:: Job ::
The entries need to be copied exactly.

# # # # #

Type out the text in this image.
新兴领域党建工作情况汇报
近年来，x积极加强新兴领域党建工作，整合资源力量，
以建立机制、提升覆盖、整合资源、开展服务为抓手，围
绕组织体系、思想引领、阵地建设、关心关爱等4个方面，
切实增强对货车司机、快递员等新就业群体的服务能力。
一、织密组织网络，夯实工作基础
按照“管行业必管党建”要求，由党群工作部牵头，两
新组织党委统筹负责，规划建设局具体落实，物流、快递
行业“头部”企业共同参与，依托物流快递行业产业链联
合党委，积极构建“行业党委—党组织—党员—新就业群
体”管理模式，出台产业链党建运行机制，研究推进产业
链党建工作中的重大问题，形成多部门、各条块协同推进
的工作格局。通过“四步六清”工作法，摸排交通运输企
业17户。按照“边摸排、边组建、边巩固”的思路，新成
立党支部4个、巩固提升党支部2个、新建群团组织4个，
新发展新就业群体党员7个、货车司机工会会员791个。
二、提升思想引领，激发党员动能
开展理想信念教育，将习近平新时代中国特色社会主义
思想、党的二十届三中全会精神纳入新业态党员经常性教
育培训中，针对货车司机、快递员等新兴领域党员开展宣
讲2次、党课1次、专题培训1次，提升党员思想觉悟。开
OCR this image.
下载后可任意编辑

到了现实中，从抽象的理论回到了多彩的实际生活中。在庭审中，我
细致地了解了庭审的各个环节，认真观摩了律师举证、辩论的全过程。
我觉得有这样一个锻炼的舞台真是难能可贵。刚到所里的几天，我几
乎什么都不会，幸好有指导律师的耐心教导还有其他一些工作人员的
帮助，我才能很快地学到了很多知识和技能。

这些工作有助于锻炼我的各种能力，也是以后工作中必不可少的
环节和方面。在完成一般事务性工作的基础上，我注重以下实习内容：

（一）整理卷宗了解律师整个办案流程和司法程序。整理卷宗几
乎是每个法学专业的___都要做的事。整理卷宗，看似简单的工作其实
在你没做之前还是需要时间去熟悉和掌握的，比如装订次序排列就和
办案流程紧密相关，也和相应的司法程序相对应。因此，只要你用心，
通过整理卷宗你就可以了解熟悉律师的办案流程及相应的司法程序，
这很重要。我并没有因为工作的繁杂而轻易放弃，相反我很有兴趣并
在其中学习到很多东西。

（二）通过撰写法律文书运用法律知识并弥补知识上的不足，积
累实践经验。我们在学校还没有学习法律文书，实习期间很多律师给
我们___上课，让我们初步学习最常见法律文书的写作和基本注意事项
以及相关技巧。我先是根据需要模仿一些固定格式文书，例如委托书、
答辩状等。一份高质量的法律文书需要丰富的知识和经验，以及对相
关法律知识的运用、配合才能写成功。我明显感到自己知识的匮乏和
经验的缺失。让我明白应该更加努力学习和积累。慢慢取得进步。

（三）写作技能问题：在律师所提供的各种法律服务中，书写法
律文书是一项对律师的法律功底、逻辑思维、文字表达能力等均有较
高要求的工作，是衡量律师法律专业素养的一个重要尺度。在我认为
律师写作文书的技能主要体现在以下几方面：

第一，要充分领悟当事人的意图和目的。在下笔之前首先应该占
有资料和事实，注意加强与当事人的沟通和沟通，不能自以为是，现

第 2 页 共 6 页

# # # # #

:: Answer to the task ::
Type out the text in this image.
新兴领域党建工作情况汇报
近年来，x积极加强新兴领域党建工作，整合资源力量，
以建立机制、提升覆盖、整合资源、开展服务为抓手，围
绕组织体系、思想引领、阵地建设、关心关爱等4个方面，
切实增强对货车司机、快递员等新就业群体的服务能力。
一、织密组织网络，夯实工作基础
按照“管行业必管党建”要求，由党群工作部牵头，两
新组织党委统筹负责，规划建设局具体落实，物流、快递
行业“头部”企业共同参与，依托物流快递行业产业链联
合党委，积极构建“行业党委—党组织—党员—新就业群
体”管理模式，出台产业链党建运行机制，研究推进产业
链党建工作中的重大问题，形成多部门、各条块协同推进
的工作格局。通过“四步六清”工作法，摸排交通运输企
业17户。按照“边摸排、边组建、边巩固”的思路，新成
立党支部4个、巩固提升党支部2个、新建群团组织4个，
新发展新就业群体党员7个、货车司机工会会员791个。
二、提升思想引领，激发党员动能
开展理想信念教育，将习近平新时代中国特色社会主义
思想、党的二十届三中全会精神纳入新业态党员经常性教
育培训中，针对货车司机、快递员等新兴领域党员开展宣
讲2次、党课1次、专题培训1次，提升党员思想觉悟。开
OCR this image.
下载后可任意编辑

到了现实中，从抽象的理论回到了多彩的实际生活中。在庭审中，我
细致地了解了庭审的各个环节，认真观摩了律师举证、辩论的全过程。
我觉得有这样一个锻炼的舞台真是难能可贵。刚到所里的几天，我几
乎什么都不会，幸好有指导律师的耐心教导还有其他一些工作人员的
帮助，我才能很快地学到了很多知识和技能。

这些工作有助于锻炼我的各种能力，也是以后工作中必不可少的
环节和方面。在完成一般事务性工作的基础上，我注重以下实习内容：

（一）整理卷宗了解律师整个办案流程和司法程序。整理卷宗几
乎是每个法学专业的___都要做的事。整理卷宗，看似简单的工作其实
在你没做之前还是需要时间去熟悉和掌握的，比如装订次序排列就和
办案流程紧密相关，也和相应的司法程序相对应。因此，只要你用心，
通过整理卷宗你就可以了解熟悉律师的办案流程及相应的司法程序，
这很重要。我并没有因为工作的繁杂而轻易放弃，相反我很有兴趣并
在其中学习到很多东西。

（二）通过撰写法律文书运用法律知识并弥补知识上的不足，积
累实践经验。我们在学校还没有学习法律文书，实习期间很多律师给
我们___上课，让我们初步学习最常见法律文书的写作和基本注意事项
以及相关技巧。我先是根据需要模仿一些固定格式文书，例如委托书、
答辩状等。一份高质量的法律文书需要丰富的知识和经验，以及对相
关法律知识的运用、配合才能写成功。我明显感到自己知识的匮乏和
经验的缺失。让我明白应该更加努力学习和积累。慢慢取得进步。

（三）写作技能问题：在律师所提供的各种法律服务中，书写法
律文书是一项对律师的法律功底、逻辑思维、文字表达能力等均有较
高要求的工作，是衡量律师法律专业素养的一个重要尺度。在我认为
律师写作文书的技能主要体现在以下几方面：

第一，要充分领悟当事人的意图和目的。在下笔之前首先应该占
有资料和事实，注意加强与当事人的沟通和沟通，不能自以为是，现

第 2 页 共 6 页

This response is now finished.